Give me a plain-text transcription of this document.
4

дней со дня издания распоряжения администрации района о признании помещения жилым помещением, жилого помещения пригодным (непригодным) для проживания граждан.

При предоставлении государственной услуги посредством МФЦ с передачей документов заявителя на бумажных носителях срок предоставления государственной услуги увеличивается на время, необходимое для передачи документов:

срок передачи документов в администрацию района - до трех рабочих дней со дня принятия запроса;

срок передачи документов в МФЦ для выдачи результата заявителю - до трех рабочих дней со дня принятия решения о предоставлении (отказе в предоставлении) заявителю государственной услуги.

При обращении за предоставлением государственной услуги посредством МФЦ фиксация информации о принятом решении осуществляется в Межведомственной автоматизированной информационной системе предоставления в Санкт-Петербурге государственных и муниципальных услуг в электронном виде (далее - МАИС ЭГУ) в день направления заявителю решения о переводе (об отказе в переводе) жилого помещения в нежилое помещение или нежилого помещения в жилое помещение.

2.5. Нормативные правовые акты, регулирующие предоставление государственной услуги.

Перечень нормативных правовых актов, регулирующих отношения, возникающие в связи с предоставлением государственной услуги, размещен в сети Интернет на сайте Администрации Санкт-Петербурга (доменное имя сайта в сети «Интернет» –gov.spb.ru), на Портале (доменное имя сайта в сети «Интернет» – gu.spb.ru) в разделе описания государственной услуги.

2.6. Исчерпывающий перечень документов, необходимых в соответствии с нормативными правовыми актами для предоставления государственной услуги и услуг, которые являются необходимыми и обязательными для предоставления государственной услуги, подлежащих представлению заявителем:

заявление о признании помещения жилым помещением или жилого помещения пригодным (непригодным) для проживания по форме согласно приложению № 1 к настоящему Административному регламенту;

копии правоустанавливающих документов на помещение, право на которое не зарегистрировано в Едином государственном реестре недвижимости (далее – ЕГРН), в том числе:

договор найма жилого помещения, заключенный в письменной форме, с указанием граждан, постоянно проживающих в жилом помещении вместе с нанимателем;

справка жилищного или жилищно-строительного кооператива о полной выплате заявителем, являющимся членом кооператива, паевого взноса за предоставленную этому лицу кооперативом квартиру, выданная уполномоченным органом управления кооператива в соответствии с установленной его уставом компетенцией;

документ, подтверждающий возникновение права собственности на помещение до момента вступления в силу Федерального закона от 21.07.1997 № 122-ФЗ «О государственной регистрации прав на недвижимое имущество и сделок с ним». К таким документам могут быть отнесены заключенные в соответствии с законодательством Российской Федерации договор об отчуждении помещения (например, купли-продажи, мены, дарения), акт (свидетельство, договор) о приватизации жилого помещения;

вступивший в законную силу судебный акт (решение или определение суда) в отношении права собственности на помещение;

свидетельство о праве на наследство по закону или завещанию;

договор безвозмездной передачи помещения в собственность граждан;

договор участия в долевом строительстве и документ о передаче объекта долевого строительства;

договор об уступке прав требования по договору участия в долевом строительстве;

[SET PROBLEM] Word for word, extract all the records.

[REPLY TO THE EXERCISE]
Give me a plain-text transcription of this document.
4

дней со дня издания распоряжения администрации района о признании помещения жилым помещением, жилого помещения пригодным (непригодным) для проживания граждан.

При предоставлении государственной услуги посредством МФЦ с передачей документов заявителя на бумажных носителях срок предоставления государственной услуги увеличивается на время, необходимое для передачи документов:

срок передачи документов в администрацию района - до трех рабочих дней со дня принятия запроса;

срок передачи документов в МФЦ для выдачи результата заявителю - до трех рабочих дней со дня принятия решения о предоставлении (отказе в предоставлении) заявителю государственной услуги.

При обращении за предоставлением государственной услуги посредством МФЦ фиксация информации о принятом решении осуществляется в Межведомственной автоматизированной информационной системе предоставления в Санкт-Петербурге государственных и муниципальных услуг в электронном виде (далее - МАИС ЭГУ) в день направления заявителю решения о переводе (об отказе в переводе) жилого помещения в нежилое помещение или нежилого помещения в жилое помещение.

2.5. Нормативные правовые акты, регулирующие предоставление государственной услуги.

Перечень нормативных правовых актов, регулирующих отношения, возникающие в связи с предоставлением государственной услуги, размещен в сети Интернет на сайте Администрации Санкт-Петербурга (доменное имя сайта в сети «Интернет» –gov.spb.ru), на Портале (доменное имя сайта в сети «Интернет» – gu.spb.ru) в разделе описания государственной услуги.

2.6. Исчерпывающий перечень документов, необходимых в соответствии с нормативными правовыми актами для предоставления государственной услуги и услуг, которые являются необходимыми и обязательными для предоставления государственной услуги, подлежащих представлению заявителем:

заявление о признании помещения жилым помещением или жилого помещения пригодным (непригодным) для проживания по форме согласно приложению № 1 к настоящему Административному регламенту;

копии правоустанавливающих документов на помещение, право на которое не зарегистрировано в Едином государственном реестре недвижимости (далее – ЕГРН), в том числе:

договор найма жилого помещения, заключенный в письменной форме, с указанием граждан, постоянно проживающих в жилом помещении вместе с нанимателем;

справка жилищного или жилищно-строительного кооператива о полной выплате заявителем, являющимся членом кооператива, паевого взноса за предоставленную этому лицу кооперативом квартиру, выданная уполномоченным органом управления кооператива в соответствии с установленной его уставом компетенцией;

документ, подтверждающий возникновение права собственности на помещение до момента вступления в силу Федерального закона от 21.07.1997 № 122-ФЗ «О государственной регистрации прав на недвижимое имущество и сделок с ним». К таким документам могут быть отнесены заключенные в соответствии с законодательством Российской Федерации договор об отчуждении помещения (например, купли-продажи, мены, дарения), акт (свидетельство, договор) о приватизации жилого помещения;

вступивший в законную силу судебный акт (решение или определение суда) в отношении права собственности на помещение;

свидетельство о праве на наследство по закону или завещанию;

договор безвозмездной передачи помещения в собственность граждан;

договор участия в долевом строительстве и документ о передаче объекта долевого строительства;

договор об уступке прав требования по договору участия в долевом строительстве;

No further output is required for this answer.